• **Task brief**
Filter the entries, keeping every line with the word "Reflectance".

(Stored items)
= = = =
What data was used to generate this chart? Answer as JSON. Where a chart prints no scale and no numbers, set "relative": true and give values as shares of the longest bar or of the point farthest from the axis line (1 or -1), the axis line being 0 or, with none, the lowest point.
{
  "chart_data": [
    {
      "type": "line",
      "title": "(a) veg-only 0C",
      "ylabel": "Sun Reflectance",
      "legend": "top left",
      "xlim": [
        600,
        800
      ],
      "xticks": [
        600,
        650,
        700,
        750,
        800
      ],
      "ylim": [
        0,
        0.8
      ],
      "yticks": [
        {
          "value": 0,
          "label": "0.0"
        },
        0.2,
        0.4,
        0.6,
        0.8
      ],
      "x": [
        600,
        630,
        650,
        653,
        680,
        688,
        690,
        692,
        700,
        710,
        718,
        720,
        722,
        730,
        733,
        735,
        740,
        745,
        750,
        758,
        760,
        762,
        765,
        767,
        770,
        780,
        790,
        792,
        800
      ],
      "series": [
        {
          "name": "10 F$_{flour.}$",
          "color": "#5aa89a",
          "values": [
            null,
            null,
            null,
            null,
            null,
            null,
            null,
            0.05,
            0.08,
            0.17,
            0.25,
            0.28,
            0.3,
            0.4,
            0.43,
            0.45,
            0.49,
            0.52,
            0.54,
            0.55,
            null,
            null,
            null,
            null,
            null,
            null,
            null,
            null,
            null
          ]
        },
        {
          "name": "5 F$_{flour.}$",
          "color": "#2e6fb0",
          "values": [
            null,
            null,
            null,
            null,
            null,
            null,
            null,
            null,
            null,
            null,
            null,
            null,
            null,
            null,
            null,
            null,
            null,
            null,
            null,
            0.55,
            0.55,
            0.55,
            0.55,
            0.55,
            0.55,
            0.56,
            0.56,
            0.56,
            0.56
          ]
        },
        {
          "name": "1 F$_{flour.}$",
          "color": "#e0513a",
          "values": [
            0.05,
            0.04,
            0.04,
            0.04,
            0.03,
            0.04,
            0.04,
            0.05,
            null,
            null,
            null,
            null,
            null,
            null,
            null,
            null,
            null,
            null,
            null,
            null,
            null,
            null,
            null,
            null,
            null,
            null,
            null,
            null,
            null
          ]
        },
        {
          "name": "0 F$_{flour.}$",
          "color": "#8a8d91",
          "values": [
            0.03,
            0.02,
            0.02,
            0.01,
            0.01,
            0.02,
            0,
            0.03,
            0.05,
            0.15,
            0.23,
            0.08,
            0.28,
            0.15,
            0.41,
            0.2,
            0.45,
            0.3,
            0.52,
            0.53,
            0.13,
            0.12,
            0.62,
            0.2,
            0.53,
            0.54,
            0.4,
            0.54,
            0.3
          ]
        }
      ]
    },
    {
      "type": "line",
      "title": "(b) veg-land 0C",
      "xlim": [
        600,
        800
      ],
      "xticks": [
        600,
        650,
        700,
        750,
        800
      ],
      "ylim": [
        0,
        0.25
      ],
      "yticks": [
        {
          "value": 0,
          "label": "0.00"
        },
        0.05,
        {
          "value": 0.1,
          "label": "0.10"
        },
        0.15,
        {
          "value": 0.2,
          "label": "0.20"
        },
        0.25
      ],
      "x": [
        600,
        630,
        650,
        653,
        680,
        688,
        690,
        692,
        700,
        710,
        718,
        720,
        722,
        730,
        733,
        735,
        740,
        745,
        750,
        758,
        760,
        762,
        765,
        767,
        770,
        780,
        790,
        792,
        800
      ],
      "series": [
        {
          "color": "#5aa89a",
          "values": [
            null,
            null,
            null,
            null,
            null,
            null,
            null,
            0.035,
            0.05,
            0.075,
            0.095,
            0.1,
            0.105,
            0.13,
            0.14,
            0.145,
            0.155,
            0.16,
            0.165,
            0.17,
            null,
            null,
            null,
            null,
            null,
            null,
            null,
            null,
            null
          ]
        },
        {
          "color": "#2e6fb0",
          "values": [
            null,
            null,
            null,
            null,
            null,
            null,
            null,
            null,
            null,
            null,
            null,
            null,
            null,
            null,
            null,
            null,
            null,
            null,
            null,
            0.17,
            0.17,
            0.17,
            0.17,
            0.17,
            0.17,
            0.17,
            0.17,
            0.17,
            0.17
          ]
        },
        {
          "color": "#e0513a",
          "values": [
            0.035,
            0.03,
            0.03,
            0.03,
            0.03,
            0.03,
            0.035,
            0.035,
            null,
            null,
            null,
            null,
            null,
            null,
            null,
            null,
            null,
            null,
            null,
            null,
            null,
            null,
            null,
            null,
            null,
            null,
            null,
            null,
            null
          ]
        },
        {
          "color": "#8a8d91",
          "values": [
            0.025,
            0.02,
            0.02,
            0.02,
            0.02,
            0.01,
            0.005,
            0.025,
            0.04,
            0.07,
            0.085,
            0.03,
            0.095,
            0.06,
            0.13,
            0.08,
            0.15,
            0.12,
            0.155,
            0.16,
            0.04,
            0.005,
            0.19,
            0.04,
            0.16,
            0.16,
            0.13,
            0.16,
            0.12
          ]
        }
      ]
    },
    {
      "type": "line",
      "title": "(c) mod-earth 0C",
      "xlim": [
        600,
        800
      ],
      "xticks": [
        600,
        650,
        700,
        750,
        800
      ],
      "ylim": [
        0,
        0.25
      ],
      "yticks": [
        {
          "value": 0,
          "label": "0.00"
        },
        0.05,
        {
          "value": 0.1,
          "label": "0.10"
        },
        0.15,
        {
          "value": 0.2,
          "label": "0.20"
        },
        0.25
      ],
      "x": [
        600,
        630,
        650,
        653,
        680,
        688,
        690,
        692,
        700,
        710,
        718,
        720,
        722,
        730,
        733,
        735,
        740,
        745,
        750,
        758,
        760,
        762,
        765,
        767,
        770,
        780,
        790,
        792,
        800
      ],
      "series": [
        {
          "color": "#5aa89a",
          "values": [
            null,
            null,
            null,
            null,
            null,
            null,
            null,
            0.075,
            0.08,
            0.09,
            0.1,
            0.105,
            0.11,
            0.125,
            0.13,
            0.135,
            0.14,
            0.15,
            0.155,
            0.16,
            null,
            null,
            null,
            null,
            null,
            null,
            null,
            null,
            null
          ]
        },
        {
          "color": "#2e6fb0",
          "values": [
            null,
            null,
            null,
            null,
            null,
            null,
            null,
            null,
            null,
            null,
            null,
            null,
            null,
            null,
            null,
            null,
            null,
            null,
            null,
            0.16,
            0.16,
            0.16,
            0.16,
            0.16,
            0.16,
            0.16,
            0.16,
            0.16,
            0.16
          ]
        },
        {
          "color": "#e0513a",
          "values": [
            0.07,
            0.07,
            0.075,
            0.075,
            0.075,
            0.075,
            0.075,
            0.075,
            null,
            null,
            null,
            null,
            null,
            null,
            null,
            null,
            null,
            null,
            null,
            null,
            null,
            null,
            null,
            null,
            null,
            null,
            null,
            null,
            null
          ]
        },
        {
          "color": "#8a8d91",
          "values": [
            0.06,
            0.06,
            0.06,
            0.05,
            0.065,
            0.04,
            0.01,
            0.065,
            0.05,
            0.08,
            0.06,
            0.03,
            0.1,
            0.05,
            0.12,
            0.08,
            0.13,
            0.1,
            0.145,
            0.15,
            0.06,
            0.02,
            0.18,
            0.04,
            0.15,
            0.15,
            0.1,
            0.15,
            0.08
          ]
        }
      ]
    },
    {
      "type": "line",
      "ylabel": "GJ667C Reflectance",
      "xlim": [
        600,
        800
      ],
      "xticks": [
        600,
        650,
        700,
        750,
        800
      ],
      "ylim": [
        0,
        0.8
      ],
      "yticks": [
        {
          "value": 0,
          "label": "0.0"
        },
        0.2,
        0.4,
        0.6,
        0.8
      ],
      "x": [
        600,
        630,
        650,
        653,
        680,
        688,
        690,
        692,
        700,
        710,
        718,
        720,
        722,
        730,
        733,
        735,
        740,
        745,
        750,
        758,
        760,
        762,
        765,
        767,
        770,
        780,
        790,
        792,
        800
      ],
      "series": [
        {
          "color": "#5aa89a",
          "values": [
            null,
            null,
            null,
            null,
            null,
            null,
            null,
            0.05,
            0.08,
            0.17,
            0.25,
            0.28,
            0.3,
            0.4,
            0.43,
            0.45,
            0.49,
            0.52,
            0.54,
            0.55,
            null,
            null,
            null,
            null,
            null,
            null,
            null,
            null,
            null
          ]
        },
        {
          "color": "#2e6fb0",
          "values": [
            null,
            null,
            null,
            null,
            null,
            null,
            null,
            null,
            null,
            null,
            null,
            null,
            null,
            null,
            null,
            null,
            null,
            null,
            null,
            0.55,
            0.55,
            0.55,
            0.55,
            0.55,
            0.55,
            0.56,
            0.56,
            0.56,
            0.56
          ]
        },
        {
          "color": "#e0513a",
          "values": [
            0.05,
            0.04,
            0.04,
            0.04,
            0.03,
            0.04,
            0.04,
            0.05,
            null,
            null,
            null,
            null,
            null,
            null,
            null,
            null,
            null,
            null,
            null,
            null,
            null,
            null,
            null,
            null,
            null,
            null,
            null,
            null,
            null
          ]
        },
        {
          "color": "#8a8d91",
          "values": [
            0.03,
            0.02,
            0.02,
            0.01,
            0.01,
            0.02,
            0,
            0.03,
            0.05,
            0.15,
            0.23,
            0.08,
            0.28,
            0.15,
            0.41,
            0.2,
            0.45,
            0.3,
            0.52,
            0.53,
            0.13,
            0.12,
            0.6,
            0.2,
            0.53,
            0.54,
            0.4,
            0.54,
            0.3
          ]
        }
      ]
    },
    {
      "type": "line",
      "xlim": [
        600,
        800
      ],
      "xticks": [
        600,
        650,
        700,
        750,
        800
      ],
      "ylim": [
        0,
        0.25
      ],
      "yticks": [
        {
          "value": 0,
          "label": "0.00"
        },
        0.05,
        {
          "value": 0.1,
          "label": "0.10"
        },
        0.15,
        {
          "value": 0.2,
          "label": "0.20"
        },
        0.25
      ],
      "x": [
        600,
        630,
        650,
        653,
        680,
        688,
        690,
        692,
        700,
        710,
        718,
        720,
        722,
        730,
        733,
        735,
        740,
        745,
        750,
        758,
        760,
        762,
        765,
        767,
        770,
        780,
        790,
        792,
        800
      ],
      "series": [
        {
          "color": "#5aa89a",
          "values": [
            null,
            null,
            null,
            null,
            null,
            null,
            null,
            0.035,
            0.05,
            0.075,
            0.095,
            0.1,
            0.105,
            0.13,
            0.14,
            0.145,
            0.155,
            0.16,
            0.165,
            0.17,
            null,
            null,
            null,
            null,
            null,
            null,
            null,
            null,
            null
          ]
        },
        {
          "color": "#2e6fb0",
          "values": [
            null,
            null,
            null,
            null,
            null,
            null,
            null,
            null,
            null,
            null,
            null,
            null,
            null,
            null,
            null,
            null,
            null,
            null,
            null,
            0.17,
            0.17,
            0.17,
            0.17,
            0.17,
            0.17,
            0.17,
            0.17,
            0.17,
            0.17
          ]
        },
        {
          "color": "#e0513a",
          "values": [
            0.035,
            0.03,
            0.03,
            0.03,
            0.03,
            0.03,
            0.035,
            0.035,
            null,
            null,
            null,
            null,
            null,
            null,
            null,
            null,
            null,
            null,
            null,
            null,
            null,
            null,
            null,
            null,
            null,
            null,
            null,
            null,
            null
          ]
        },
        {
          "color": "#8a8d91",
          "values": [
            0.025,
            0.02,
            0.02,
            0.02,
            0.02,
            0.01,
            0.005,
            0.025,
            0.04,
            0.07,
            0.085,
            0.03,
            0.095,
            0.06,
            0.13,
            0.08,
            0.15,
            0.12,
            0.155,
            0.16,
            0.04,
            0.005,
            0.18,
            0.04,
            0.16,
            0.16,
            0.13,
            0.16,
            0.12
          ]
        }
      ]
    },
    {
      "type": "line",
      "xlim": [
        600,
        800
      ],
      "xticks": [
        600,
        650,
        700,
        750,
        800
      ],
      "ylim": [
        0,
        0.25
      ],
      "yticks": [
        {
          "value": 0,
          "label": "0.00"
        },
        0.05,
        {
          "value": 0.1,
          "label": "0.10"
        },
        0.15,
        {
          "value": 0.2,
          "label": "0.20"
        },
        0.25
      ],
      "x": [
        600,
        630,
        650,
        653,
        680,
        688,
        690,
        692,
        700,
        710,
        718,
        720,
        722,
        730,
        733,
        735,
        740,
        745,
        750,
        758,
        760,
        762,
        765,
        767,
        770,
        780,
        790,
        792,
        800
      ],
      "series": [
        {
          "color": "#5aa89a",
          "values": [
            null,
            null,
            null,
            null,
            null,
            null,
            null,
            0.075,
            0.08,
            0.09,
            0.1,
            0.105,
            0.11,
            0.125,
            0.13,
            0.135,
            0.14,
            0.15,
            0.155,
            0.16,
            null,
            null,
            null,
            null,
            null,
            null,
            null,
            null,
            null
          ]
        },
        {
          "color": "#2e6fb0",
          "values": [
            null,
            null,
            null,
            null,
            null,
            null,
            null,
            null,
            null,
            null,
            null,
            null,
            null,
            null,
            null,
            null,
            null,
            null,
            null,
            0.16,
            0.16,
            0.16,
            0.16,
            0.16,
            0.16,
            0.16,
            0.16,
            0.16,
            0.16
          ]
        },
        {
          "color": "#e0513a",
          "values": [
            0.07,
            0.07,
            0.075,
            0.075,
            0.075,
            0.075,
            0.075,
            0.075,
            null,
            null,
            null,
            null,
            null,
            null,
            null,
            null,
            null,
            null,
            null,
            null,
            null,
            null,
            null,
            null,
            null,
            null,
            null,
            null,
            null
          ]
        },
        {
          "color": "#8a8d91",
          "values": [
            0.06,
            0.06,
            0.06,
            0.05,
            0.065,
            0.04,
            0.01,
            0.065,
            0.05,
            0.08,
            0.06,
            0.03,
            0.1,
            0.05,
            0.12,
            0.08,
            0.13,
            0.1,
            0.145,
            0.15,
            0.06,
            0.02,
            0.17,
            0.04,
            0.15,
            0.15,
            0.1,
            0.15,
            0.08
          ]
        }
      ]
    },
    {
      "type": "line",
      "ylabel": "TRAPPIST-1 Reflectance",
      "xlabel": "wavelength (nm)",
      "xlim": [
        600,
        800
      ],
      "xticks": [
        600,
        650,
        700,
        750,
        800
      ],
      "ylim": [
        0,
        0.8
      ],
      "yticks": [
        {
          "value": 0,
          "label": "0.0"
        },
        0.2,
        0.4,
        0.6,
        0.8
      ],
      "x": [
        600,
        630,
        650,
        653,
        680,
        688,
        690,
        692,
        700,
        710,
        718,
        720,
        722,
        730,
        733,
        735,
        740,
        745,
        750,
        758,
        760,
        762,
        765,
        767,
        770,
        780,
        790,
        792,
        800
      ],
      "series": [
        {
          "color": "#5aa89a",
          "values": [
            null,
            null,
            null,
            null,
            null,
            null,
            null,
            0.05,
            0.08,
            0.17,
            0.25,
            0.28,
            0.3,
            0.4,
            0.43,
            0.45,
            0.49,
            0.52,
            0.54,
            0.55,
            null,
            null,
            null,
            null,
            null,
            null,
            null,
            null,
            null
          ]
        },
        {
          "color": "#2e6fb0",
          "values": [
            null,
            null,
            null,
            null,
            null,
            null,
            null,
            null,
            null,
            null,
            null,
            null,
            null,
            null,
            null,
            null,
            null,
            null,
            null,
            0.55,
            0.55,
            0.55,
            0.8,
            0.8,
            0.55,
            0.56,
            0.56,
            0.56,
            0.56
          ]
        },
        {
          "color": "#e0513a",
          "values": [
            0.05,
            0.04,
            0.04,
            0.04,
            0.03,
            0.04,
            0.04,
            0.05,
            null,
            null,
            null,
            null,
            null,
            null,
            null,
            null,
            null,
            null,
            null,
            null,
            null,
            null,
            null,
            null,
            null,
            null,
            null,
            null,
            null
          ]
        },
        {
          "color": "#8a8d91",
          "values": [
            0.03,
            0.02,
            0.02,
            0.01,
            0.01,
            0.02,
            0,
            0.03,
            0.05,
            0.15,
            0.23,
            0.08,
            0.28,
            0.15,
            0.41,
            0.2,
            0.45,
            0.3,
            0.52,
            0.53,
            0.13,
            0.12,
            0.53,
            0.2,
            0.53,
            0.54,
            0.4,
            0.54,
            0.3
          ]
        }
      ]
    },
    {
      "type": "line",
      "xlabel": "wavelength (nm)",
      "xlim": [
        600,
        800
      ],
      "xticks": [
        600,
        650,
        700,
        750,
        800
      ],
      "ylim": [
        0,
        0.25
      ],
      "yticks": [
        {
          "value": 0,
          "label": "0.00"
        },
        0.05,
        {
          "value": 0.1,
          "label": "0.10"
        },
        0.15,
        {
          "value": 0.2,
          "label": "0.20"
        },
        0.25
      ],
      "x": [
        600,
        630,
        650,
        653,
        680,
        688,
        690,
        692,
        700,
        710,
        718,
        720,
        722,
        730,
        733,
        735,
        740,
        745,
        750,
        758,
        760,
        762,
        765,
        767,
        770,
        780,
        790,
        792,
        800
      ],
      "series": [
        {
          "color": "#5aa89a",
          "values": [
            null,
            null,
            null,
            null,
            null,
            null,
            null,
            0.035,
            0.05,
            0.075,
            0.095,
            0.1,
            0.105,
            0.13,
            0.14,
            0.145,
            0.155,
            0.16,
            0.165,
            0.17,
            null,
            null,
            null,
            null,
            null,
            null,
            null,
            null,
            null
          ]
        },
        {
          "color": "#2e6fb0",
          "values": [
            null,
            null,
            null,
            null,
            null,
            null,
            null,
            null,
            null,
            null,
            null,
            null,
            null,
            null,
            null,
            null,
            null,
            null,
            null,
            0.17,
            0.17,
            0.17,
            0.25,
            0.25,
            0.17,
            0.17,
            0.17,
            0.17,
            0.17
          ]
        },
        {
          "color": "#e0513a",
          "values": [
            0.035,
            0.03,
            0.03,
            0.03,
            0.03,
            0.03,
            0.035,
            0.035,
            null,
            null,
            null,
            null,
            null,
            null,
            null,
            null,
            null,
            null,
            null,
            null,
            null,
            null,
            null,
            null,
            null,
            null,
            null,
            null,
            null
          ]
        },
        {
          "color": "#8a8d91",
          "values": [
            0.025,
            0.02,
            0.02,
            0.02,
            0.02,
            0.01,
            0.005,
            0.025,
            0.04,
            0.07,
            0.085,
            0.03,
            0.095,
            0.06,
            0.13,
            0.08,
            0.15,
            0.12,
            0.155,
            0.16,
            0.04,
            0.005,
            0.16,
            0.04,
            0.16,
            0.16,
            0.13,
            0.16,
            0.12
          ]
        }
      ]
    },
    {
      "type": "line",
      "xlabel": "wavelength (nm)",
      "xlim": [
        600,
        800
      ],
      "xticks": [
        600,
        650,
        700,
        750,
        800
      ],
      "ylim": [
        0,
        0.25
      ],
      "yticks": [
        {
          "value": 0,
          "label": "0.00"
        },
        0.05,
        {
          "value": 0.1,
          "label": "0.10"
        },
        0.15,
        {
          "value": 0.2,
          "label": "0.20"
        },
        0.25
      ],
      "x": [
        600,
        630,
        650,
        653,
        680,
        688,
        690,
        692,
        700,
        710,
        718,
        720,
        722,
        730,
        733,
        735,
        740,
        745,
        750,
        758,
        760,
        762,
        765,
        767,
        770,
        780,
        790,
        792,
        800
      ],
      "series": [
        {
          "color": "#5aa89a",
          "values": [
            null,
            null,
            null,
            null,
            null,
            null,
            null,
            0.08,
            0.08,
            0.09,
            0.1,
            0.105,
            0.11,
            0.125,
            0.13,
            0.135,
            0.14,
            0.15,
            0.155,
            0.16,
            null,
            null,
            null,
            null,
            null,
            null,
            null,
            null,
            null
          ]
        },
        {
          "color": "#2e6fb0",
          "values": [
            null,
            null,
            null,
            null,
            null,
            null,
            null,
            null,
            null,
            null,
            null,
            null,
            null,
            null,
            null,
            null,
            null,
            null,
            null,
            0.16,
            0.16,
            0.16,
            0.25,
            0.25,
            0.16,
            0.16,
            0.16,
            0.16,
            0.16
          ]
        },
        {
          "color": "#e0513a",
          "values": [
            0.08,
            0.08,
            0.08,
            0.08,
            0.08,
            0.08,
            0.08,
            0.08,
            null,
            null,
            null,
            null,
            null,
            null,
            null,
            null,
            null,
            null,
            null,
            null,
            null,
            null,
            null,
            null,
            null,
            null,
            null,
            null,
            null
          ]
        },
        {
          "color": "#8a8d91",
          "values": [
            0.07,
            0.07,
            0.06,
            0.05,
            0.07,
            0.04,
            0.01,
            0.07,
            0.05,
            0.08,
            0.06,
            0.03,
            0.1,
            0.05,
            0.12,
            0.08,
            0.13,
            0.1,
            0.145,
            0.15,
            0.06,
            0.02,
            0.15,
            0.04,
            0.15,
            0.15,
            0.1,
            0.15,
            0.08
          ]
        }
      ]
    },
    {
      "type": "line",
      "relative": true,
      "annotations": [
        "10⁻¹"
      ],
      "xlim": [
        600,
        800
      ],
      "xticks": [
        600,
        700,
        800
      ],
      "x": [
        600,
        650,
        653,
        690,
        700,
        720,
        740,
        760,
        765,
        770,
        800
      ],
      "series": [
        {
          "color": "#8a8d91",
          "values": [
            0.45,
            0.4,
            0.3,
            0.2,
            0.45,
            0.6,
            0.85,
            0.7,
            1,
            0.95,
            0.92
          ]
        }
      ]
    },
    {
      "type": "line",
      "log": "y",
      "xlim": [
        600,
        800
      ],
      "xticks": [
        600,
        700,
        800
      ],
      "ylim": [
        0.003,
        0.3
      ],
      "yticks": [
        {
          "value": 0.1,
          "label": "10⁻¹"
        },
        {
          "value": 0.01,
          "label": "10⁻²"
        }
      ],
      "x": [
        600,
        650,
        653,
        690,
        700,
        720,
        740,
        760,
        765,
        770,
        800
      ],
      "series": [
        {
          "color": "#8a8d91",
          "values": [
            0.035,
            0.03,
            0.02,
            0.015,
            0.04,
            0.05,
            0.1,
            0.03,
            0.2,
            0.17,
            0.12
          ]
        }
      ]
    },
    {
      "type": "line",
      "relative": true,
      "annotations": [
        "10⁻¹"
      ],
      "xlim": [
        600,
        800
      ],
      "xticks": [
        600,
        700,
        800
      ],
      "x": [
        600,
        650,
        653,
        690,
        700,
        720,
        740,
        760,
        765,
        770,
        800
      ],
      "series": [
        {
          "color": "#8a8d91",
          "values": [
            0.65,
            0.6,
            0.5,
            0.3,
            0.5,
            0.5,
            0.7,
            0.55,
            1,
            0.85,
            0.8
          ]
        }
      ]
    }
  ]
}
= = = =
• **Task output**
      "ylabel": "Sun Reflectance",
      "ylabel": "GJ667C Reflectance",
      "ylabel": "TRAPPIST-1 Reflectance",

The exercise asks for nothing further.